=== Brief ===
Copy out each line that has "Example" in it.

--- start Material for the task ---

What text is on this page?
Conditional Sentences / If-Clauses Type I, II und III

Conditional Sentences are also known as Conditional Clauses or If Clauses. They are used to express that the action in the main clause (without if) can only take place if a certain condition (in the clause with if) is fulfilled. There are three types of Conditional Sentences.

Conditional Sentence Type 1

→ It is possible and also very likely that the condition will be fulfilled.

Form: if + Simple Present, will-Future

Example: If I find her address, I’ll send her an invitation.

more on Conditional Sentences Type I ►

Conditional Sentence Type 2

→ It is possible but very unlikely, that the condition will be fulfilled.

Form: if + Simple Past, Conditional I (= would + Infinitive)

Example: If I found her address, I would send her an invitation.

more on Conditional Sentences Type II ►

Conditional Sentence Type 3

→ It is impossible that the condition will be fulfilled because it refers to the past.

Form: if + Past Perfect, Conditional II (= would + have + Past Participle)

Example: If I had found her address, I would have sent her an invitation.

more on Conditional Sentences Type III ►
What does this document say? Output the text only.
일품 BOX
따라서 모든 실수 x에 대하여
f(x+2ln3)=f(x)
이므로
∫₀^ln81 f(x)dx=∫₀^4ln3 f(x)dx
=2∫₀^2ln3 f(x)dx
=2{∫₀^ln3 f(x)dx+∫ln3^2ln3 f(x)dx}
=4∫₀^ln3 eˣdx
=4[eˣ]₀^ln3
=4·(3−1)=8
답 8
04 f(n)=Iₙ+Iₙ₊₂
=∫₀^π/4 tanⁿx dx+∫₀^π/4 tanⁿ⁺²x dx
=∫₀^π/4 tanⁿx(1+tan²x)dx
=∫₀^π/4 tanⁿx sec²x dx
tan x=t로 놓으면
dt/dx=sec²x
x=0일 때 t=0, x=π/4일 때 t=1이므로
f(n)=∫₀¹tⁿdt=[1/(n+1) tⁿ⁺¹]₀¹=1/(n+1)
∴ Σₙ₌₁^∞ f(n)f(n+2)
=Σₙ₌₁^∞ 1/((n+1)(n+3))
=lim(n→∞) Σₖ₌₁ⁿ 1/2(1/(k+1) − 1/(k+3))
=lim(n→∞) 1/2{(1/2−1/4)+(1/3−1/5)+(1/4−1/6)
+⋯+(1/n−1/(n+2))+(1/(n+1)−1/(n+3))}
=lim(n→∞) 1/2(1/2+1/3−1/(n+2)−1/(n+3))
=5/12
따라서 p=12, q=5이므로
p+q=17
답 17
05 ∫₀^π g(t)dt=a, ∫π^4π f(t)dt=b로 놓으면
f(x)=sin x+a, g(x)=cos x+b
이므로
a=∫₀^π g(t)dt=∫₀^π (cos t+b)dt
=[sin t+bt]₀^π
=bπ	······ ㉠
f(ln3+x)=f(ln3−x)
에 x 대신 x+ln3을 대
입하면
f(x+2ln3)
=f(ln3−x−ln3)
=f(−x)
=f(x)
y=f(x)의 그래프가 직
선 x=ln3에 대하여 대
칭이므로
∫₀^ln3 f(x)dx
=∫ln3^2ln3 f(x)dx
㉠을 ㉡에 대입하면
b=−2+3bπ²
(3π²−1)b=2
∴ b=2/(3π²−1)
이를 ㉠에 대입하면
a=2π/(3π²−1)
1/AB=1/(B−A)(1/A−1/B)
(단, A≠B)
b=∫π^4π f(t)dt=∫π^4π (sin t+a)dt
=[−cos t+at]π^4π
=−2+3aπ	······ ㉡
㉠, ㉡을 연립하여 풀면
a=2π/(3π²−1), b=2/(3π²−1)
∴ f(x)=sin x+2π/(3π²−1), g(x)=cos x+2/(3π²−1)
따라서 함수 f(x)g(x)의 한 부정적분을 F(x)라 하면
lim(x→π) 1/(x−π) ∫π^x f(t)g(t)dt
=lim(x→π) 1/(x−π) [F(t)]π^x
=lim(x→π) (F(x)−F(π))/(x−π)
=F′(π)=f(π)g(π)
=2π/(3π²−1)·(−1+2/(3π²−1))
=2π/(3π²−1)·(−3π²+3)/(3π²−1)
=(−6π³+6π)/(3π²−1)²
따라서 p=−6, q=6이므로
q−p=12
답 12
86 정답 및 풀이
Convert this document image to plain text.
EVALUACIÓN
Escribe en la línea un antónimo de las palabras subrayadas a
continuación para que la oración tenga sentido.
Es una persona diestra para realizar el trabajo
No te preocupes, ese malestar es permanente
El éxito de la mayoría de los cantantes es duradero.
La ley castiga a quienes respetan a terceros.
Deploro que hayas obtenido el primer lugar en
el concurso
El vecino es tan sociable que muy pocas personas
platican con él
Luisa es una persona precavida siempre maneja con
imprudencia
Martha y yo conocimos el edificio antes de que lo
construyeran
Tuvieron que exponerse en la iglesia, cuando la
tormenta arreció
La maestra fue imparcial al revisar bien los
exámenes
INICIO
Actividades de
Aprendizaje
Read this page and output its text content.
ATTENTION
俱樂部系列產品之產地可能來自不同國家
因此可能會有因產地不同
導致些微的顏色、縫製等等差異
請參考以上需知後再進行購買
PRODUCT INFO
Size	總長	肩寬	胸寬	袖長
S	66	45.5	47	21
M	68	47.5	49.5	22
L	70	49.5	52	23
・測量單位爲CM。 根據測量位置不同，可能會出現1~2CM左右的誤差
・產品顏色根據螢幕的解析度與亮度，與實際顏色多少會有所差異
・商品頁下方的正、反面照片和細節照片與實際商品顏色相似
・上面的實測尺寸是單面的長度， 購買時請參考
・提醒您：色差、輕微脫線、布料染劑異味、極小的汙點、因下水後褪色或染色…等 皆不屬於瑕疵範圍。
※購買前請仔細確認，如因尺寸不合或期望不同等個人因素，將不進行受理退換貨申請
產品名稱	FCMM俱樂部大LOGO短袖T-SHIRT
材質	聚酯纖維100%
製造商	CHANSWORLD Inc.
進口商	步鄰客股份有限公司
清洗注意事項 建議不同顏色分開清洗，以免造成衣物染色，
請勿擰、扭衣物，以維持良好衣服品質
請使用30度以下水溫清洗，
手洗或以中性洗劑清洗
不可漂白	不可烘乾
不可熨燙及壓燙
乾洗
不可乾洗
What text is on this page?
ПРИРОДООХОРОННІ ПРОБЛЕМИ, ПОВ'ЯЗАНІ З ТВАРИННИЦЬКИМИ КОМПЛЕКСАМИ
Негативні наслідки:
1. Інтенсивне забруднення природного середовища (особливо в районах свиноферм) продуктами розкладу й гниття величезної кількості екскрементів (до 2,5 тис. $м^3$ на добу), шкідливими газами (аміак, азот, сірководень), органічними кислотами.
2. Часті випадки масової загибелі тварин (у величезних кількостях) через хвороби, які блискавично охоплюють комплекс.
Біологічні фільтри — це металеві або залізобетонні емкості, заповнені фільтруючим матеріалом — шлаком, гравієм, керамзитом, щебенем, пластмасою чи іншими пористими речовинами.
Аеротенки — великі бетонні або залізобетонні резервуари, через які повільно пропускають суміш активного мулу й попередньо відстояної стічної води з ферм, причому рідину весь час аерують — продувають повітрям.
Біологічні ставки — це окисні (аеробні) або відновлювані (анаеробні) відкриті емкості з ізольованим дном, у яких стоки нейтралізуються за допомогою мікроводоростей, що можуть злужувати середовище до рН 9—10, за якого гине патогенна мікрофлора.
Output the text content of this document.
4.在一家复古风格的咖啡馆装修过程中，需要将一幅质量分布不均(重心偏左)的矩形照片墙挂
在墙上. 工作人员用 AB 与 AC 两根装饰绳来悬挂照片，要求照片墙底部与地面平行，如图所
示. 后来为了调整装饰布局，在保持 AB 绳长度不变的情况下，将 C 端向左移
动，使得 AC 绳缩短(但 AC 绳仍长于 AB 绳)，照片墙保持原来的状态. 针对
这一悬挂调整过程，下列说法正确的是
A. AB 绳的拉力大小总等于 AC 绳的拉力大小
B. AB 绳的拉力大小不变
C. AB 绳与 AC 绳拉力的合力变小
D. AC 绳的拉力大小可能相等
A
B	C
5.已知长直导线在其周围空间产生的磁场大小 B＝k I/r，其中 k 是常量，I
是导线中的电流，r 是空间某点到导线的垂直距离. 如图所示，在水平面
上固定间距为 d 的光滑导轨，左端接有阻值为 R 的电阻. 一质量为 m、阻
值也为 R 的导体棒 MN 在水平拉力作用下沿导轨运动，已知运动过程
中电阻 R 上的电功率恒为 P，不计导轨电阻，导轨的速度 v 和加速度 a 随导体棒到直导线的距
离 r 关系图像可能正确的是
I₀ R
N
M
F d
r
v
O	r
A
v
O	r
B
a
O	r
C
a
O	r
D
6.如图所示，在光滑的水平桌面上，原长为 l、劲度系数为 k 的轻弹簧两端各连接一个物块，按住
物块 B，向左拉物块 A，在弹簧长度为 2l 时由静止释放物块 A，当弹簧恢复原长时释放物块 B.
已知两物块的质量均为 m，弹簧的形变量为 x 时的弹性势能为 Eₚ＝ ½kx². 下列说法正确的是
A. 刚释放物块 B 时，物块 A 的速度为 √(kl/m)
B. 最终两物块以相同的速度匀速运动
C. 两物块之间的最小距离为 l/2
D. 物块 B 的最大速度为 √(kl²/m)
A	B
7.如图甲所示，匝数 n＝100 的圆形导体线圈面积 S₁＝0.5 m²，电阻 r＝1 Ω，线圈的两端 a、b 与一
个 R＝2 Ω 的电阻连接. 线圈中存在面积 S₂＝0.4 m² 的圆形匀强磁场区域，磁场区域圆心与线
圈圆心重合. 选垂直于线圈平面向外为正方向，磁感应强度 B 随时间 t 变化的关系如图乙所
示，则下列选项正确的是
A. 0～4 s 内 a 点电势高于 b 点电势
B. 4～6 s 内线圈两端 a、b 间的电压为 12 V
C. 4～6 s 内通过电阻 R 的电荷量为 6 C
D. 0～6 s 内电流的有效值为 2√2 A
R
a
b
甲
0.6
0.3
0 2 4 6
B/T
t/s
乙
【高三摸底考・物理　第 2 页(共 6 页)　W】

--- end Material for the task ---

=== Task output ===
Example: If I find her address, I’ll send her an invitation.
Example: If I found her address, I would send her an invitation.
Example: If I had found her address, I would have sent her an invitation.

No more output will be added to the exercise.